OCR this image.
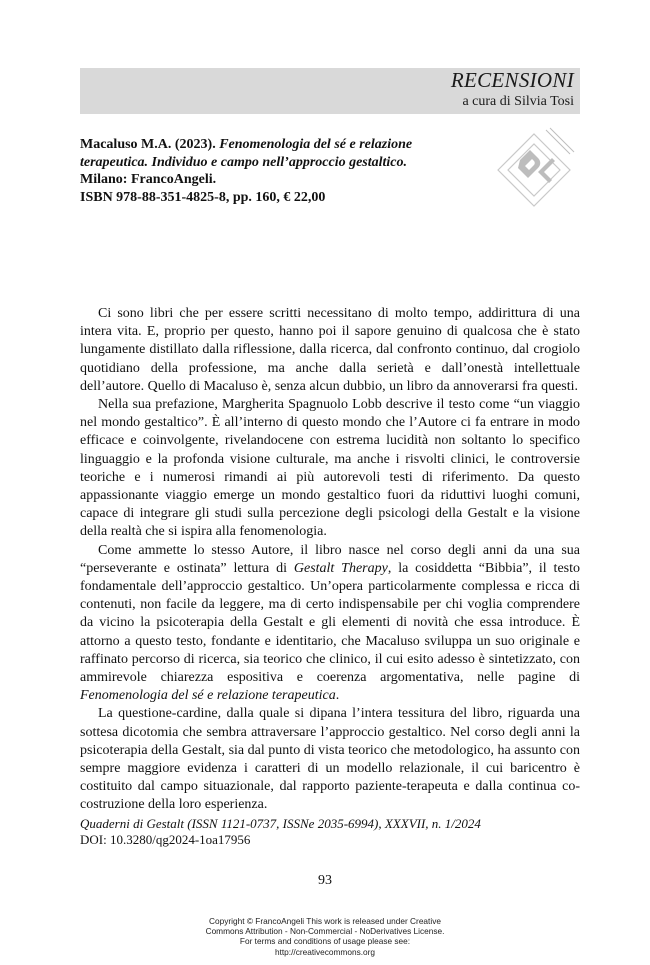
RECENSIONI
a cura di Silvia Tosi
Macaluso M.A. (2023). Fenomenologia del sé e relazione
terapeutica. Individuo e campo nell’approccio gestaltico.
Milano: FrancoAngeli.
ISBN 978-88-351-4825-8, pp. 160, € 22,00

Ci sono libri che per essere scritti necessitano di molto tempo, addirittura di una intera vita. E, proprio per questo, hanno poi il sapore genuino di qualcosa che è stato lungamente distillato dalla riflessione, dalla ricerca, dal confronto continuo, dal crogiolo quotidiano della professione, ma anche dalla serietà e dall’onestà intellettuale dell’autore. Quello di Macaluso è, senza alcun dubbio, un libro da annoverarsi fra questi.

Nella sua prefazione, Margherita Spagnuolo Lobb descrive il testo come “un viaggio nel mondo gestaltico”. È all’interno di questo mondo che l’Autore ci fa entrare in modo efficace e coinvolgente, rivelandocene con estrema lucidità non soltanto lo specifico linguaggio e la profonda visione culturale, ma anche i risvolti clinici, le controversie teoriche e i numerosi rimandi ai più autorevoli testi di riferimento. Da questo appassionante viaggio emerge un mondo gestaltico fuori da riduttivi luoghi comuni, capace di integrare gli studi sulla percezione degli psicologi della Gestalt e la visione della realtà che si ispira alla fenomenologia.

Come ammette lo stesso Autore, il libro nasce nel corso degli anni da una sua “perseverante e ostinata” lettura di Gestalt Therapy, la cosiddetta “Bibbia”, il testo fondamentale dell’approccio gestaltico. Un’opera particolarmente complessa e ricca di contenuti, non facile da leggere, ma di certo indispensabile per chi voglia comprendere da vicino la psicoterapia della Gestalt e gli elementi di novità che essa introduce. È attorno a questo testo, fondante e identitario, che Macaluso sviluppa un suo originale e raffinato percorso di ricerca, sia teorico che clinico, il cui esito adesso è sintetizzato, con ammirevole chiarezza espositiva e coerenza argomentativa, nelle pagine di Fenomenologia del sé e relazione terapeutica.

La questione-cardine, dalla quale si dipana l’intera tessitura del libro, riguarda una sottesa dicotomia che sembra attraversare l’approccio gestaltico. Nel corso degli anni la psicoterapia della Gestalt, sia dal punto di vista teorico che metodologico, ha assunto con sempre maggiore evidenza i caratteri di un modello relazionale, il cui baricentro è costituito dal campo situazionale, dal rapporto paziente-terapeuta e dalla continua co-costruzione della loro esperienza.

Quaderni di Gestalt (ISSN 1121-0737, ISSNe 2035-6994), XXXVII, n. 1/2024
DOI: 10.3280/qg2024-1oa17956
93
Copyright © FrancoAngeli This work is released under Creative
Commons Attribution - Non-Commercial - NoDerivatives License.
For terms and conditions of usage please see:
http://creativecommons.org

---

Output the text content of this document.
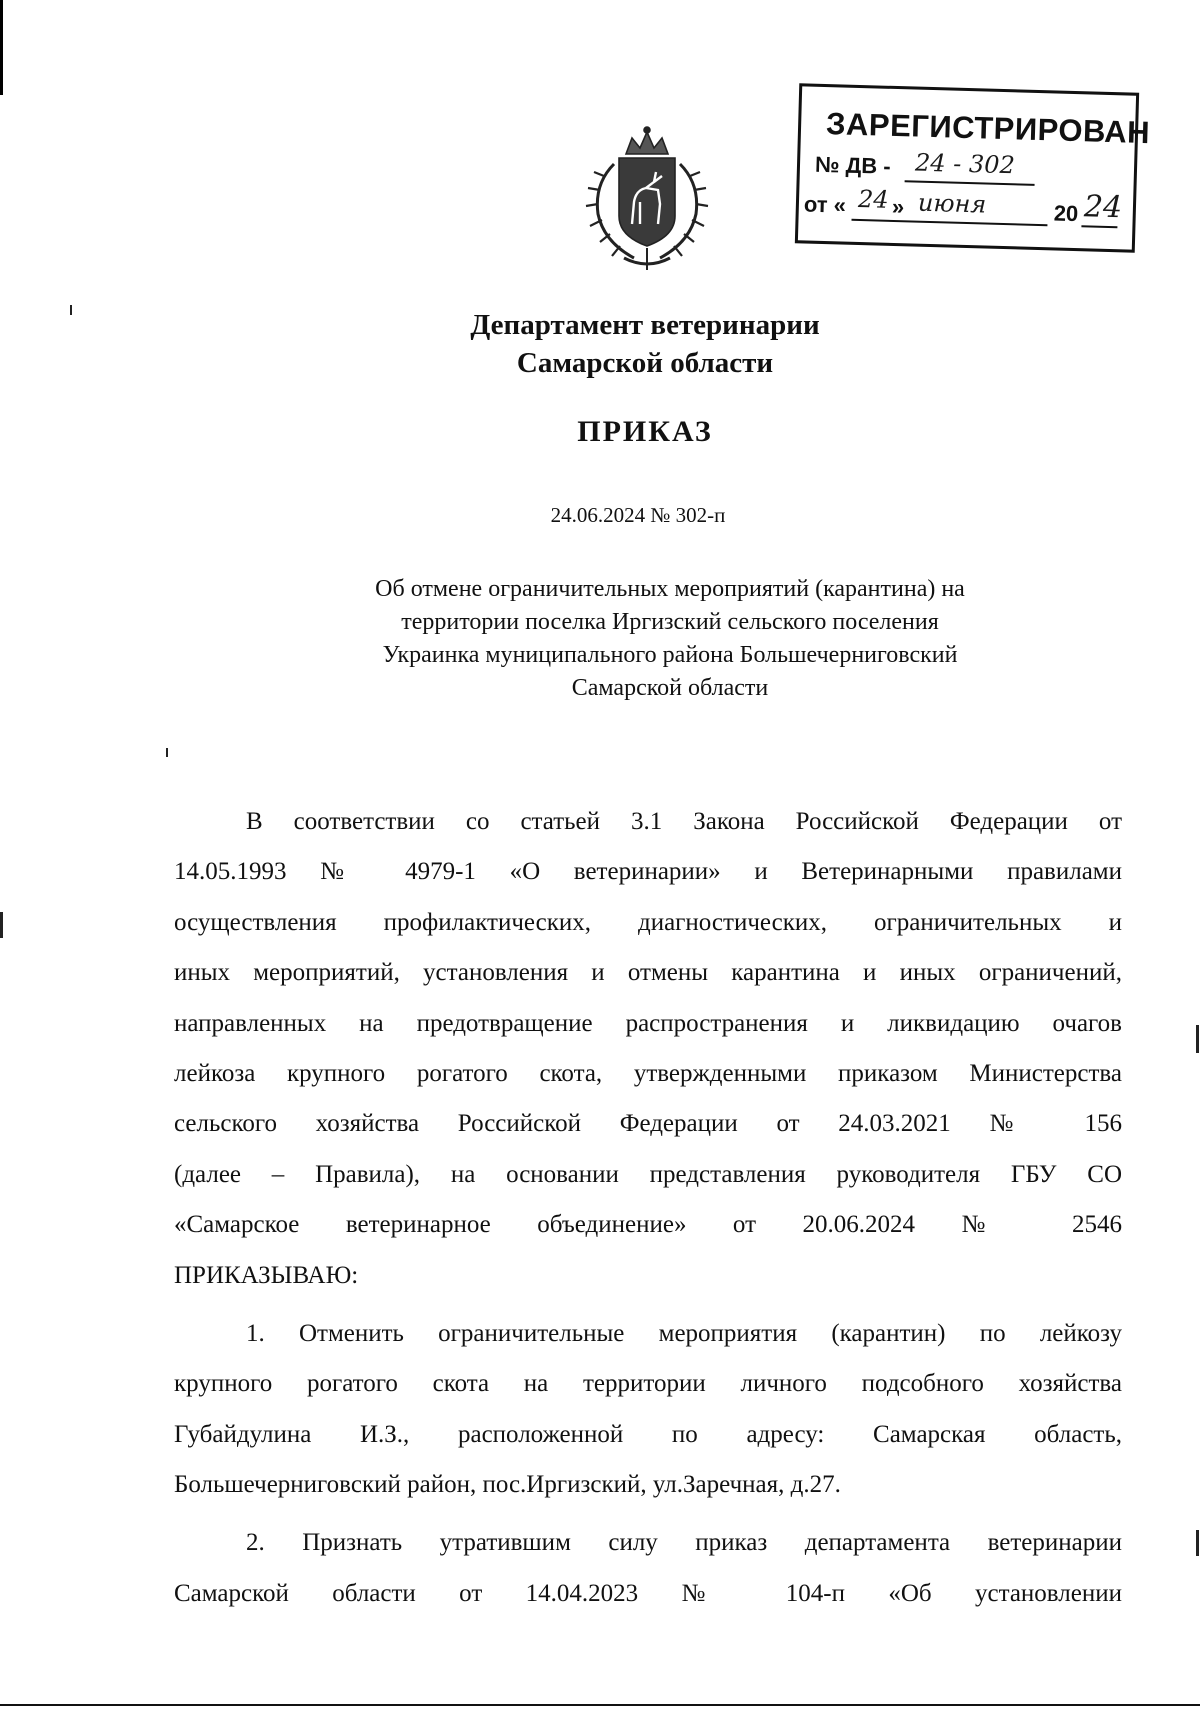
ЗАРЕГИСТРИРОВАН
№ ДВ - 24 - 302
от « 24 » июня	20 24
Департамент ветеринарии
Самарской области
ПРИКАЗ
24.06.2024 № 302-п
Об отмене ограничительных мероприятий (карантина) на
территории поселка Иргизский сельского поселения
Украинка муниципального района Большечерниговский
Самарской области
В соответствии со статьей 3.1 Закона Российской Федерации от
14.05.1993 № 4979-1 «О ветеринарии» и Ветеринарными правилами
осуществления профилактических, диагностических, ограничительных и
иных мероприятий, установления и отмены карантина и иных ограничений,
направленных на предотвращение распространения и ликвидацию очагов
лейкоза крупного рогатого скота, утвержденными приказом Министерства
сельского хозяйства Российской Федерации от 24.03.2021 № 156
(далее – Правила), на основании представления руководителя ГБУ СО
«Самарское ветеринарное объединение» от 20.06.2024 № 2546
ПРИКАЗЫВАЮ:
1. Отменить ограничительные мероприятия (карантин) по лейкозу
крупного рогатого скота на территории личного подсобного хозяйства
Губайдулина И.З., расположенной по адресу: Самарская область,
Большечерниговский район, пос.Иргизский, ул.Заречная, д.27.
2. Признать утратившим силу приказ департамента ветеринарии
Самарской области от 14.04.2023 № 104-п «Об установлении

> **Exercise**
Go through the entries above and pull out each line with "крупного" in it.

> **Output below**
лейкоза крупного рогатого скота, утвержденными приказом Министерства
крупного рогатого скота на территории личного подсобного хозяйства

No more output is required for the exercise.